_Exercise details_: State how many lines of the records contain the string "switzerland", counting only exact matches in case. Give only the number.
──────── Recorded information
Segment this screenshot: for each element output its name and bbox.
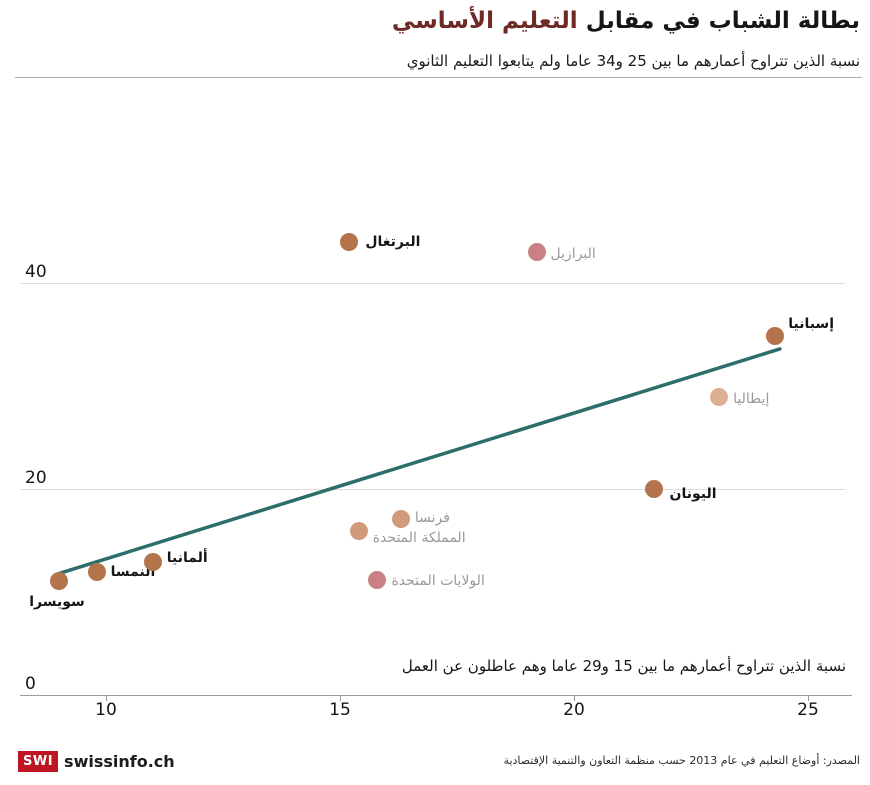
page-title: بطالة الشباب في مقابل التعليم الأساسي (392, 8, 860, 34)
source-note: المصدر: أوضاع التعليم في عام 2013 حسب من… (503, 754, 860, 767)
data-point-portugal[interactable] (340, 232, 359, 251)
x-tick-mark-10 (106, 695, 107, 701)
data-point-label-portugal: البرتغال (365, 233, 421, 250)
data-point-uk[interactable] (349, 522, 368, 541)
data-point-greece[interactable] (644, 480, 663, 498)
page-title-accent: التعليم الأساسي (391, 8, 578, 34)
data-point-label-switzerland: سويسرا (29, 593, 85, 610)
data-point-label-uk: المملكة المتحدة (372, 530, 466, 547)
data-point-france[interactable] (391, 509, 410, 528)
swissinfo-logo-text: swissinfo.ch (64, 752, 175, 771)
gridline-y-20 (20, 489, 845, 490)
x-tick-label-15: 15 (329, 700, 351, 720)
x-tick-label-25: 25 (797, 700, 819, 720)
data-point-label-brazil: البرازيل (550, 246, 596, 263)
header-divider (15, 77, 862, 78)
x-tick-label-20: 20 (563, 700, 585, 720)
x-tick-mark-25 (808, 695, 809, 701)
y-tick-label-0: 0 (25, 674, 36, 694)
data-point-label-greece: اليونان (669, 486, 717, 502)
data-point-austria[interactable] (87, 563, 106, 582)
page-title-plain: بطالة الشباب في مقابل (585, 8, 860, 34)
x-tick-mark-20 (574, 695, 575, 701)
data-point-spain[interactable] (766, 326, 785, 345)
data-point-switzerland[interactable] (50, 571, 69, 590)
data-point-germany[interactable] (143, 553, 162, 572)
x-tick-mark-15 (340, 695, 341, 701)
swi-logo-badge: SWI (18, 751, 59, 772)
data-point-label-us: الولايات المتحدة (391, 572, 485, 589)
data-point-label-italy: إيطاليا (733, 391, 770, 408)
data-point-us[interactable] (368, 570, 387, 589)
data-point-label-austria: النمسا (110, 564, 156, 581)
y-tick-label-20: 20 (25, 468, 47, 488)
data-point-label-germany: ألمانيا (166, 550, 208, 567)
page-subtitle: نسبة الذين تتراوح أعمارهم ما بين 25 و34 … (406, 52, 860, 70)
data-point-label-france: فرنسا (414, 509, 450, 526)
x-axis-line (20, 695, 852, 696)
data-point-italy[interactable] (710, 388, 729, 407)
data-point-label-spain: إسبانيا (788, 315, 835, 332)
x-axis-title: نسبة الذين تتراوح أعمارهم ما بين 15 و29 … (401, 657, 846, 675)
x-tick-label-10: 10 (95, 700, 117, 720)
data-point-brazil[interactable] (527, 243, 546, 262)
gridline-y-40 (20, 283, 845, 284)
y-tick-label-40: 40 (25, 262, 47, 282)
swissinfo-logo: SWI swissinfo.ch (18, 751, 175, 772)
────────────────
_Problem solution_: 2